* _Task instructions_
Skip the pictures. Reproduce all other material exactly.

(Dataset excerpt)
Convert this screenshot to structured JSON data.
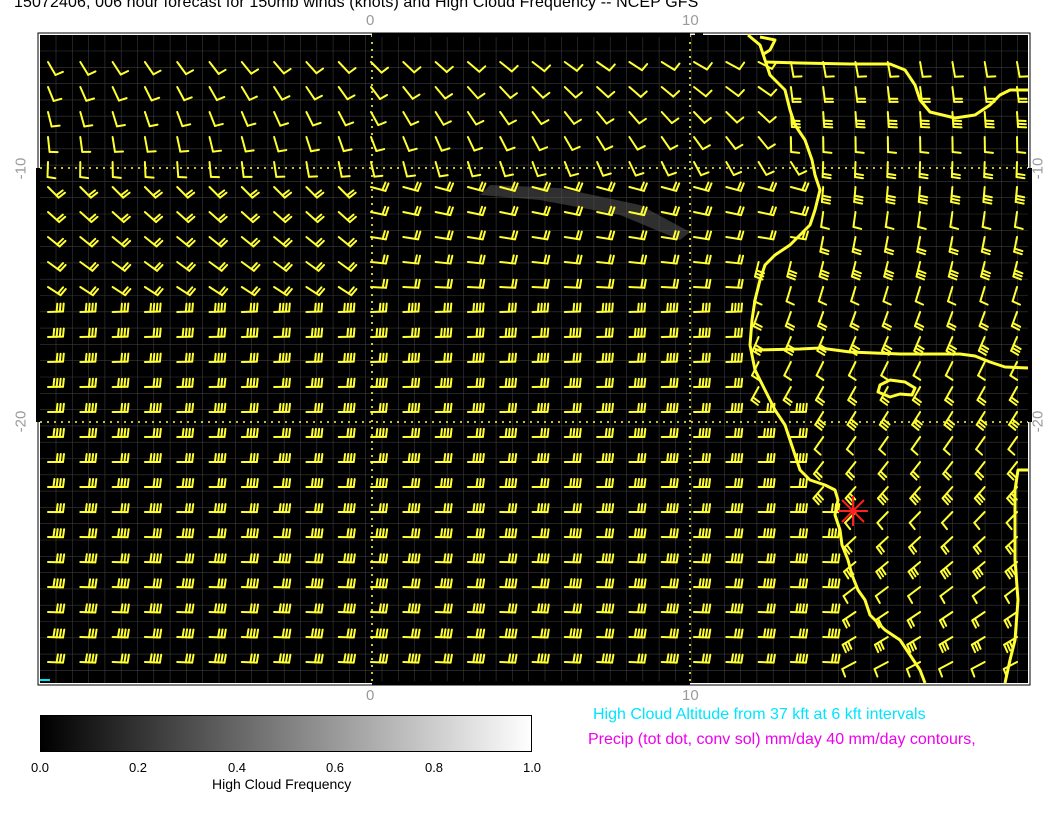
{
  "title": "15072406, 006 hour forecast for 150mb winds (knots) and High Cloud Frequency -- NCEP GFS",
  "map": {
    "background": "#000000",
    "barb_color": "#ffff33",
    "coast_color": "#ffff33",
    "marker_color": "#ff2020",
    "lon_labels": [
      "0",
      "10"
    ],
    "lat_labels": [
      "-10",
      "-20"
    ],
    "marker_icon": "asterisk-marker-icon"
  },
  "colorbar": {
    "ticks": [
      "0.0",
      "0.2",
      "0.4",
      "0.6",
      "0.8",
      "1.0"
    ],
    "label": "High Cloud Frequency",
    "color_min": "#000000",
    "color_max": "#ffffff"
  },
  "legend": {
    "high_cloud_altitude": "High Cloud Altitude from 37 kft at 6 kft intervals",
    "precip": "Precip (tot dot, conv sol) mm/day 40 mm/day contours,",
    "high_cloud_color": "#00e5ff",
    "precip_color": "#ee00ee"
  }
}
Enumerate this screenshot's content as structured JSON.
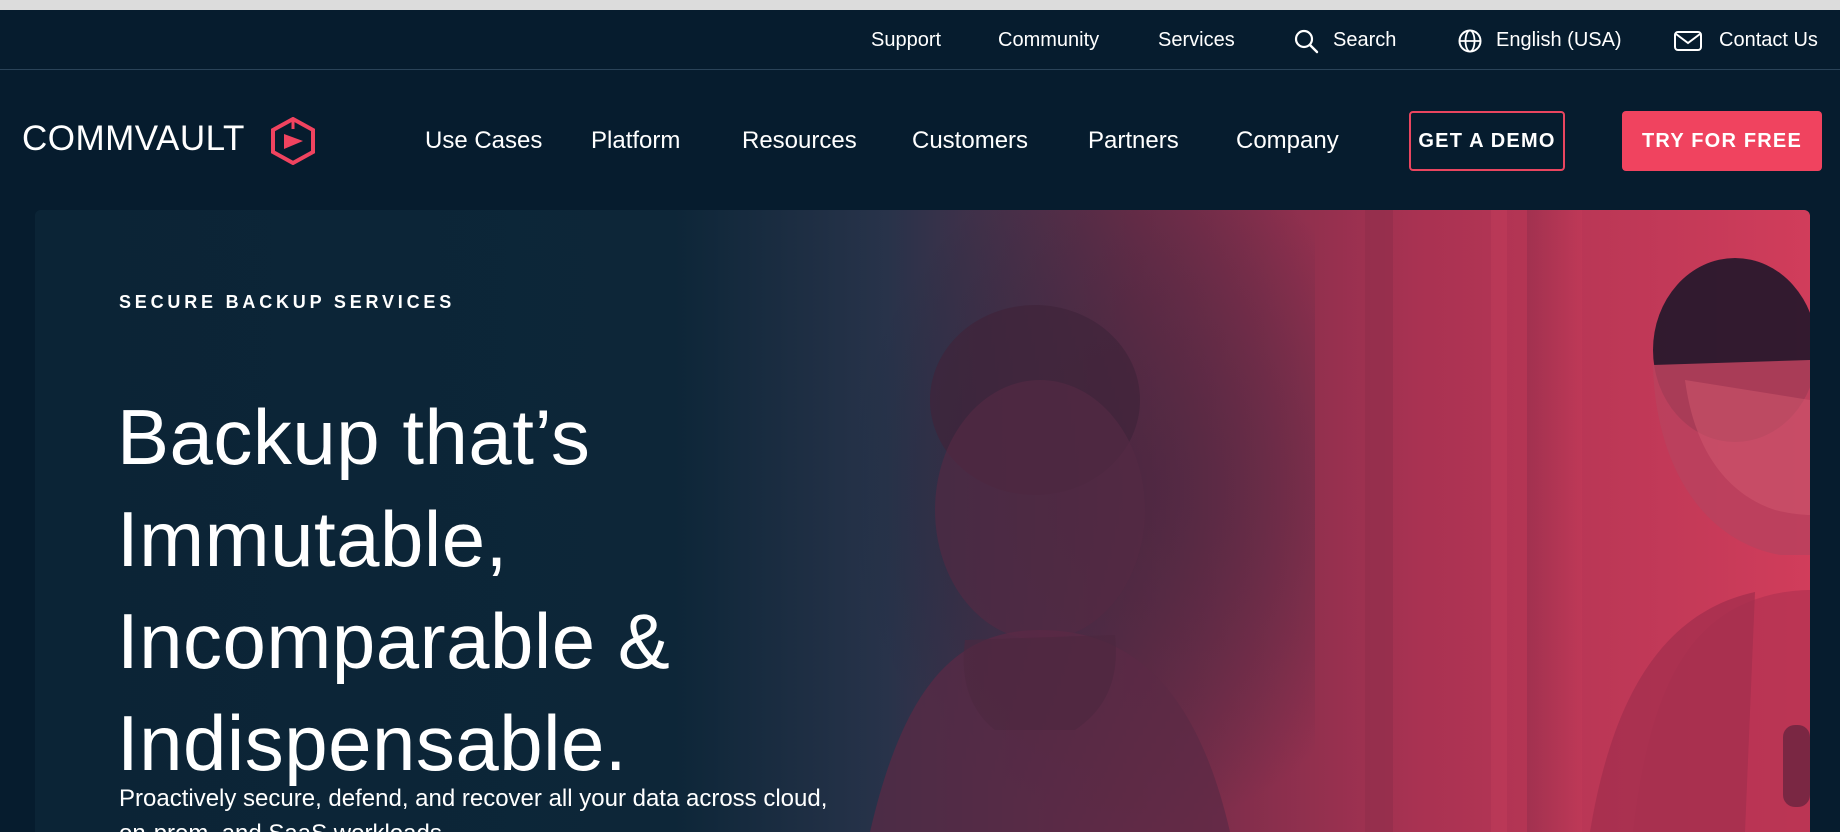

* _Final answer_
Convert this screenshot to structured JSON data.
{
  "title": "15072406, 006 hour forecast for 150mb winds (knots) and High Cloud Frequency -- NCEP GFS",
  "map": {
    "background": "#000000",
    "barb_color": "#ffff33",
    "coast_color": "#ffff33",
    "marker_color": "#ff2020",
    "lon_labels": [
      "0",
      "10"
    ],
    "lat_labels": [
      "-10",
      "-20"
    ],
    "marker_icon": "asterisk-marker-icon"
  },
  "colorbar": {
    "ticks": [
      "0.0",
      "0.2",
      "0.4",
      "0.6",
      "0.8",
      "1.0"
    ],
    "label": "High Cloud Frequency",
    "color_min": "#000000",
    "color_max": "#ffffff"
  },
  "legend": {
    "high_cloud_altitude": "High Cloud Altitude from 37 kft at 6 kft intervals",
    "precip": "Precip (tot dot, conv sol) mm/day 40 mm/day contours,",
    "high_cloud_color": "#00e5ff",
    "precip_color": "#ee00ee"
  }
}
Enumerate this screenshot's content as structured JSON.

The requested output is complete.